PROBLEM REQUIREMENTS:
Copy each line in which the string "文段出处" occurs.

Stored entries:
━━━━
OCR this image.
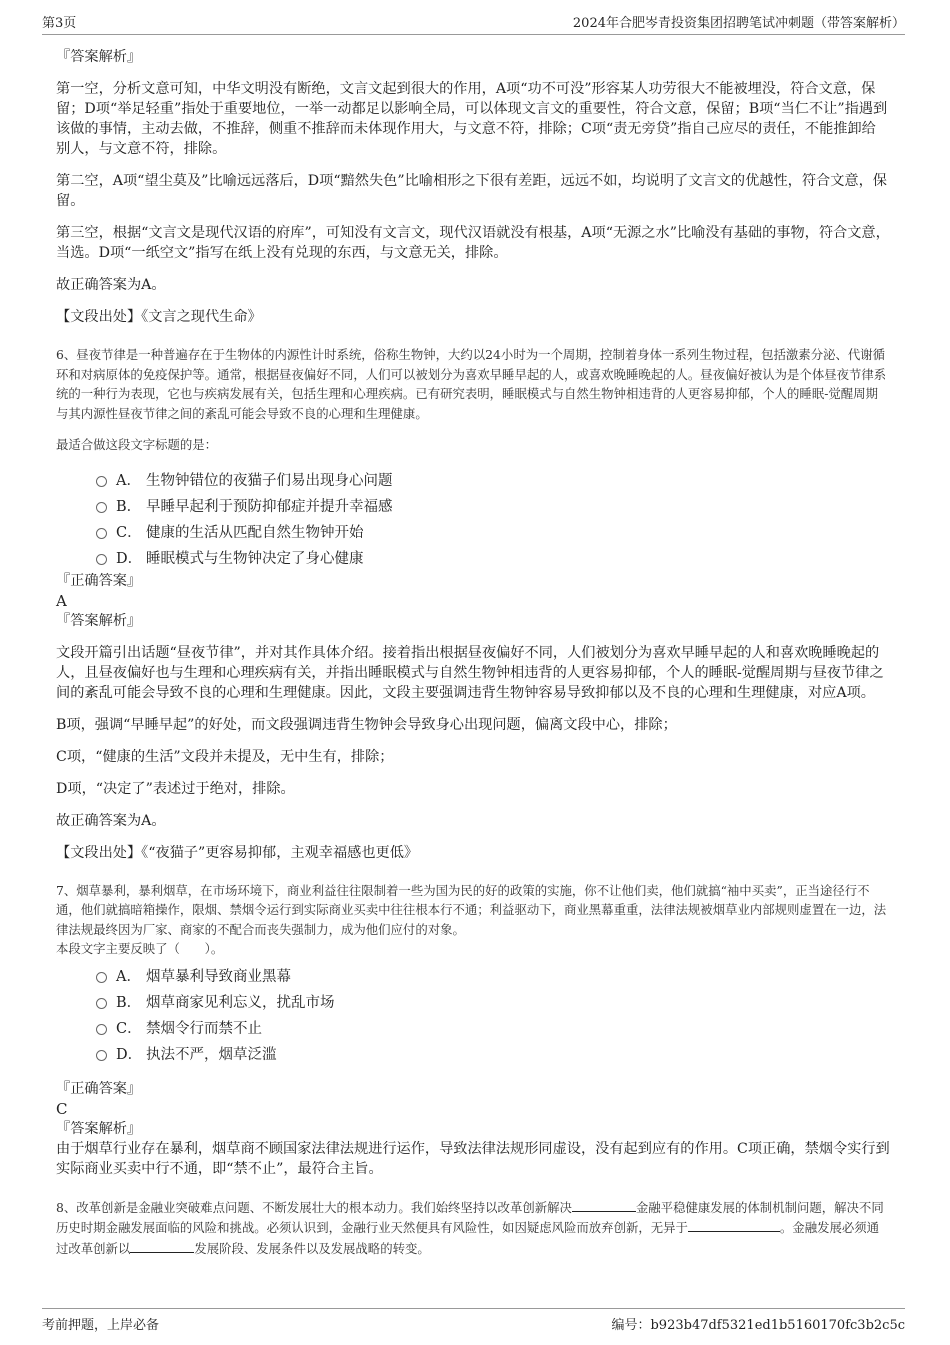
第3页	2024年合肥岑青投资集团招聘笔试冲刺题（带答案解析）
『答案解析』

第一空，分析文意可知，中华文明没有断绝，文言文起到很大的作用，A项“功不可没”形容某人功劳很大不能被埋没，符合文意，保留；D项“举足轻重”指处于重要地位，一举一动都足以影响全局，可以体现文言文的重要性，符合文意，保留；B项“当仁不让”指遇到该做的事情，主动去做，不推辞，侧重不推辞而未体现作用大，与文意不符，排除；C项“责无旁贷”指自己应尽的责任，不能推卸给别人，与文意不符，排除。

第二空，A项“望尘莫及”比喻远远落后，D项“黯然失色”比喻相形之下很有差距，远远不如，均说明了文言文的优越性，符合文意，保留。

第三空，根据“文言文是现代汉语的府库”，可知没有文言文，现代汉语就没有根基，A项“无源之水”比喻没有基础的事物，符合文意，当选。D项“一纸空文”指写在纸上没有兑现的东西，与文意无关，排除。

故正确答案为A。

【文段出处】《文言之现代生命》

6、昼夜节律是一种普遍存在于生物体的内源性计时系统，俗称生物钟，大约以24小时为一个周期，控制着身体一系列生物过程，包括激素分泌、代谢循环和对病原体的免疫保护等。通常，根据昼夜偏好不同，人们可以被划分为喜欢早睡早起的人，或喜欢晚睡晚起的人。昼夜偏好被认为是个体昼夜节律系统的一种行为表现，它也与疾病发展有关，包括生理和心理疾病。已有研究表明，睡眠模式与自然生物钟相违背的人更容易抑郁，个人的睡眠-觉醒周期与其内源性昼夜节律之间的紊乱可能会导致不良的心理和生理健康。

最适合做这段文字标题的是：

A． 生物钟错位的夜猫子们易出现身心问题
B． 早睡早起利于预防抑郁症并提升幸福感
C． 健康的生活从匹配自然生物钟开始
D． 睡眠模式与生物钟决定了身心健康
『正确答案』
A
『答案解析』

文段开篇引出话题“昼夜节律”，并对其作具体介绍。接着指出根据昼夜偏好不同，人们被划分为喜欢早睡早起的人和喜欢晚睡晚起的人，且昼夜偏好也与生理和心理疾病有关，并指出睡眠模式与自然生物钟相违背的人更容易抑郁，个人的睡眠-觉醒周期与昼夜节律之间的紊乱可能会导致不良的心理和生理健康。因此，文段主要强调违背生物钟容易导致抑郁以及不良的心理和生理健康，对应A项。

B项，强调“早睡早起”的好处，而文段强调违背生物钟会导致身心出现问题，偏离文段中心，排除；

C项，“健康的生活”文段并未提及，无中生有，排除；

D项，“决定了”表述过于绝对，排除。

故正确答案为A。

【文段出处】《“夜猫子”更容易抑郁，主观幸福感也更低》

7、烟草暴利，暴利烟草，在市场环境下，商业利益往往限制着一些为国为民的好的政策的实施，你不让他们卖，他们就搞“袖中买卖”，正当途径行不通，他们就搞暗箱操作，限烟、禁烟令运行到实际商业买卖中往往根本行不通；利益驱动下，商业黑幕重重，法律法规被烟草业内部规则虚置在一边，法律法规最终因为厂家、商家的不配合而丧失强制力，成为他们应付的对象。

本段文字主要反映了（　　）。

A． 烟草暴利导致商业黑幕
B． 烟草商家见利忘义，扰乱市场
C． 禁烟令行而禁不止
D． 执法不严，烟草泛滥
『正确答案』
C
『答案解析』

由于烟草行业存在暴利，烟草商不顾国家法律法规进行运作，导致法律法规形同虚设，没有起到应有的作用。C项正确，禁烟令实行到实际商业买卖中行不通，即“禁不止”，最符合主旨。

8、改革创新是金融业突破难点问题、不断发展壮大的根本动力。我们始终坚持以改革创新解决	金融平稳健康发展的体制机制问题，解决不同历史时期金融发展面临的风险和挑战。必须认识到，金融行业天然便具有风险性，如因疑虑风险而放弃创新，无异于	。金融发展必须通过改革创新以	发展阶段、发展条件以及发展战略的转变。

考前押题，上岸必备	编号：b923b47df5321ed1b5160170fc3b2c5c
━━━━
RESPONSE TO THIS EXERCISE:
【文段出处】《文言之现代生命》
【文段出处】《“夜猫子”更容易抑郁，主观幸福感也更低》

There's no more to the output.